| Records for this task |

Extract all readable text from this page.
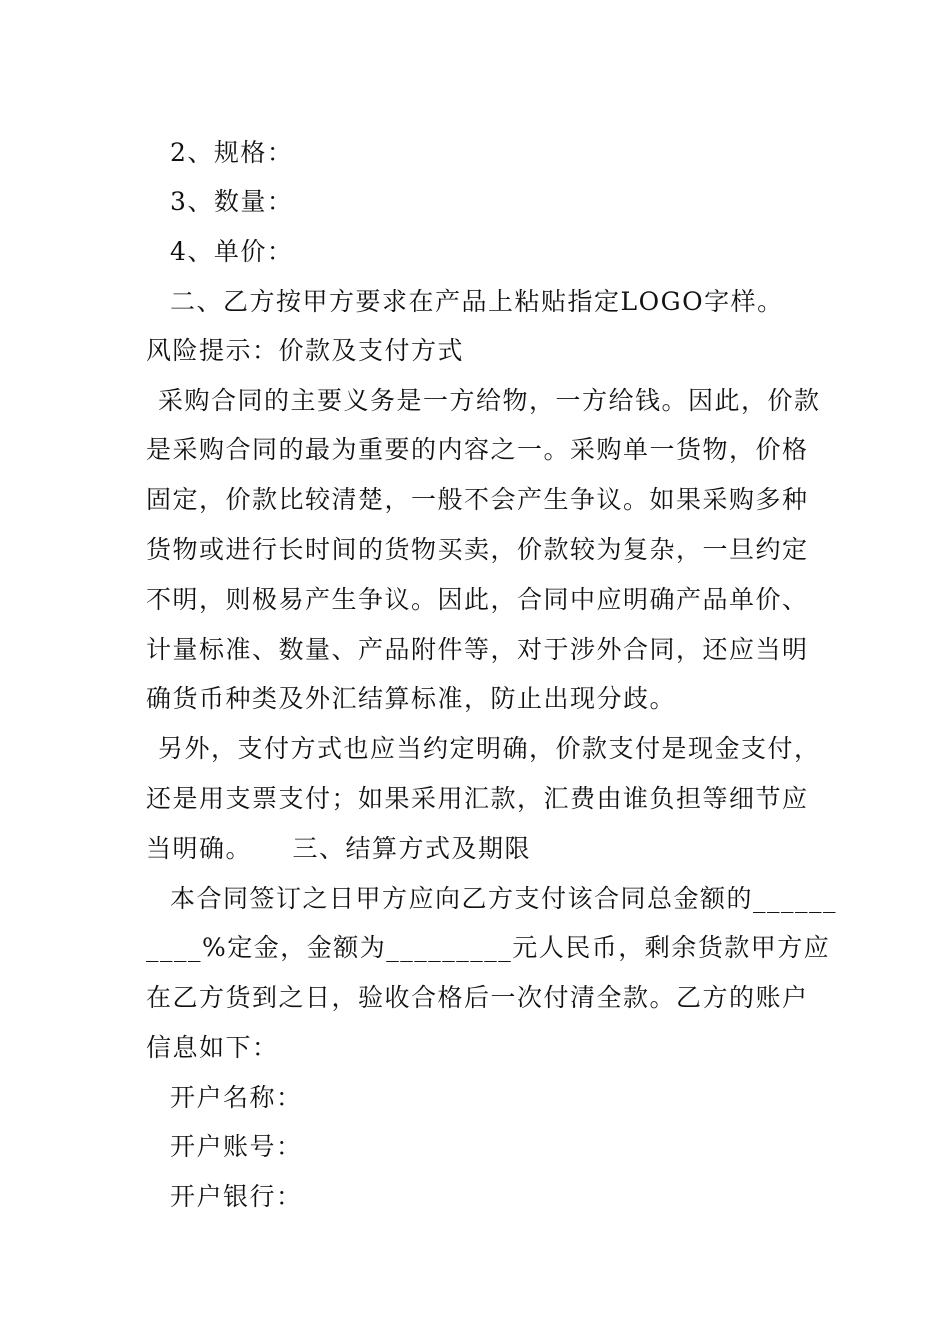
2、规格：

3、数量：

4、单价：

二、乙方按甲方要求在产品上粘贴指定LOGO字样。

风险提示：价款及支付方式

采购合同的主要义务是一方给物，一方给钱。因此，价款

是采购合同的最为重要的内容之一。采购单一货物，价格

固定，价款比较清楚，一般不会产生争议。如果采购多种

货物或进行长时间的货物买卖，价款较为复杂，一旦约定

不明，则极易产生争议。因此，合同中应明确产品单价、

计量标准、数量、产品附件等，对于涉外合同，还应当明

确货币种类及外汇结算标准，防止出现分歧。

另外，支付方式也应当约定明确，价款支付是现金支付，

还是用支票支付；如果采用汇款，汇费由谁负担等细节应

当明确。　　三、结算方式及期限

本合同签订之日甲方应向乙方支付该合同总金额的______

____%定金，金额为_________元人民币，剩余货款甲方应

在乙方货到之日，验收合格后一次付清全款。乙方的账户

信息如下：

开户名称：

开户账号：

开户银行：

| Directions |
Without the pictures, retype the whole of the material above exactly.

| Output |
Extract all readable text from this page.
2、规格：

3、数量：

4、单价：

二、乙方按甲方要求在产品上粘贴指定LOGO字样。

风险提示：价款及支付方式

采购合同的主要义务是一方给物，一方给钱。因此，价款

是采购合同的最为重要的内容之一。采购单一货物，价格

固定，价款比较清楚，一般不会产生争议。如果采购多种

货物或进行长时间的货物买卖，价款较为复杂，一旦约定

不明，则极易产生争议。因此，合同中应明确产品单价、

计量标准、数量、产品附件等，对于涉外合同，还应当明

确货币种类及外汇结算标准，防止出现分歧。

另外，支付方式也应当约定明确，价款支付是现金支付，

还是用支票支付；如果采用汇款，汇费由谁负担等细节应

当明确。　　三、结算方式及期限

本合同签订之日甲方应向乙方支付该合同总金额的______

____%定金，金额为_________元人民币，剩余货款甲方应

在乙方货到之日，验收合格后一次付清全款。乙方的账户

信息如下：

开户名称：

开户账号：

开户银行：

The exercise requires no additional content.